*Рабочие задания*.
1. Ответьте по фрагменту о стихах Шкапской:
(a) Каким чувством наделен поэт?
(b) Что появилось в стихах Шкапской вместе с чужими интонациями?
(c) Каким языком заговорили эти стихи?
2. Перепишите часть фрагмента о стихах Шкапской, начиная с «Но я, кажется, понимаю.» и заканчивая «поэт удалил себя.», и поставьте «художник» вместо «поэт».

Но я, кажется, понимаю. Дело не в том, что нельзя вечно жить в таком напряжении, что ей было тридцать четыре года, и даже не в том, что, по ее собственному признанию, «лирика не нужна». А просто – поэт наделен исключительным чувством времени, и когда вырождается время, вырождается поэт. В стихи Шкапской пришли чужие интонации, и опять невозможно поверить, что это пишет она: в них появилась искусственная, экстатическая бодрость и невыносимая скука. Эти стихи заговорили языком «научной поэзии», языком очерка и социалистического строительства. Тут-то и случился аборт – в самом страшном, метафизическом его измерении: поэт удалил себя.

*Исходные данные*.
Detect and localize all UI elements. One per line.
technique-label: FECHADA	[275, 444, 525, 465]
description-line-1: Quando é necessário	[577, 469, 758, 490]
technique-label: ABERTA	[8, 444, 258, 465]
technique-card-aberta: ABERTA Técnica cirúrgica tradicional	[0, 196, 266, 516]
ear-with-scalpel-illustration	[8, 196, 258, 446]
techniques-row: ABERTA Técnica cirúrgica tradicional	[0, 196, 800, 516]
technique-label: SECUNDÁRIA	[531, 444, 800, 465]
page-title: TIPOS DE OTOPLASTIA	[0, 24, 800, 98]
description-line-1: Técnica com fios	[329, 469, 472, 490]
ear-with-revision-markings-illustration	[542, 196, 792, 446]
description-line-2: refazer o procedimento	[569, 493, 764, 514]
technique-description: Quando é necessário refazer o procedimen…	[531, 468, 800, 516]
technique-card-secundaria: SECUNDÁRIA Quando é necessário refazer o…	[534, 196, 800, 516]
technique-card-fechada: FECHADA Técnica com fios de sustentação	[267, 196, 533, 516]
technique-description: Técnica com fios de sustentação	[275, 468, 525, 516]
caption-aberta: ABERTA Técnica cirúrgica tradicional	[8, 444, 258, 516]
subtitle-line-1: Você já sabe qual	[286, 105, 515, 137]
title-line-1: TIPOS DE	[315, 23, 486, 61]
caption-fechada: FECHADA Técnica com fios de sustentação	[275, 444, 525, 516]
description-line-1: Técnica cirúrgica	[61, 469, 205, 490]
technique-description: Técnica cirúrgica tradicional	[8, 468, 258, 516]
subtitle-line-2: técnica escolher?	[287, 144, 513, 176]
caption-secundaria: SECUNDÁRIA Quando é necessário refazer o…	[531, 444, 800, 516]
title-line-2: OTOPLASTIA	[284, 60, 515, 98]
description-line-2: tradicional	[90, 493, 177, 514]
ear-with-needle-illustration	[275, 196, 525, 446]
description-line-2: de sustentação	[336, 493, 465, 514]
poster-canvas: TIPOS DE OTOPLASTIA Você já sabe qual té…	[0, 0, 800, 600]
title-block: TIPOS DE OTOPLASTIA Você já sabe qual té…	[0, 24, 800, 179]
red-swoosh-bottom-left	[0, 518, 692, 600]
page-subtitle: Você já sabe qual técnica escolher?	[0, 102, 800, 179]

*Ответы*.
1.
(a) Исключительным чувством времени.
(b) Искусственная, экстатическая бодрость и невыносимая скука.
(c) Языком «научной поэзии», языком очерка и социалистического строительства.

2.
Но я, кажется, понимаю. Дело не в том, что нельзя вечно жить в таком напряжении, что ей было тридцать четыре года, и даже не в том, что, по ее собственному признанию, «лирика не нужна». А просто – художник наделен исключительным чувством времени, и когда вырождается время, вырождается художник. В стихи Шкапской пришли чужие интонации, и опять невозможно поверить, что это пишет она: в них появилась искусственная, экстатическая бодрость и невыносимая скука. Эти стихи заговорили языком «научной поэзии», языком очерка и социалистического строительства. Тут-то и случился аборт – в самом страшном, метафизическом его измерении: художник удалил себя.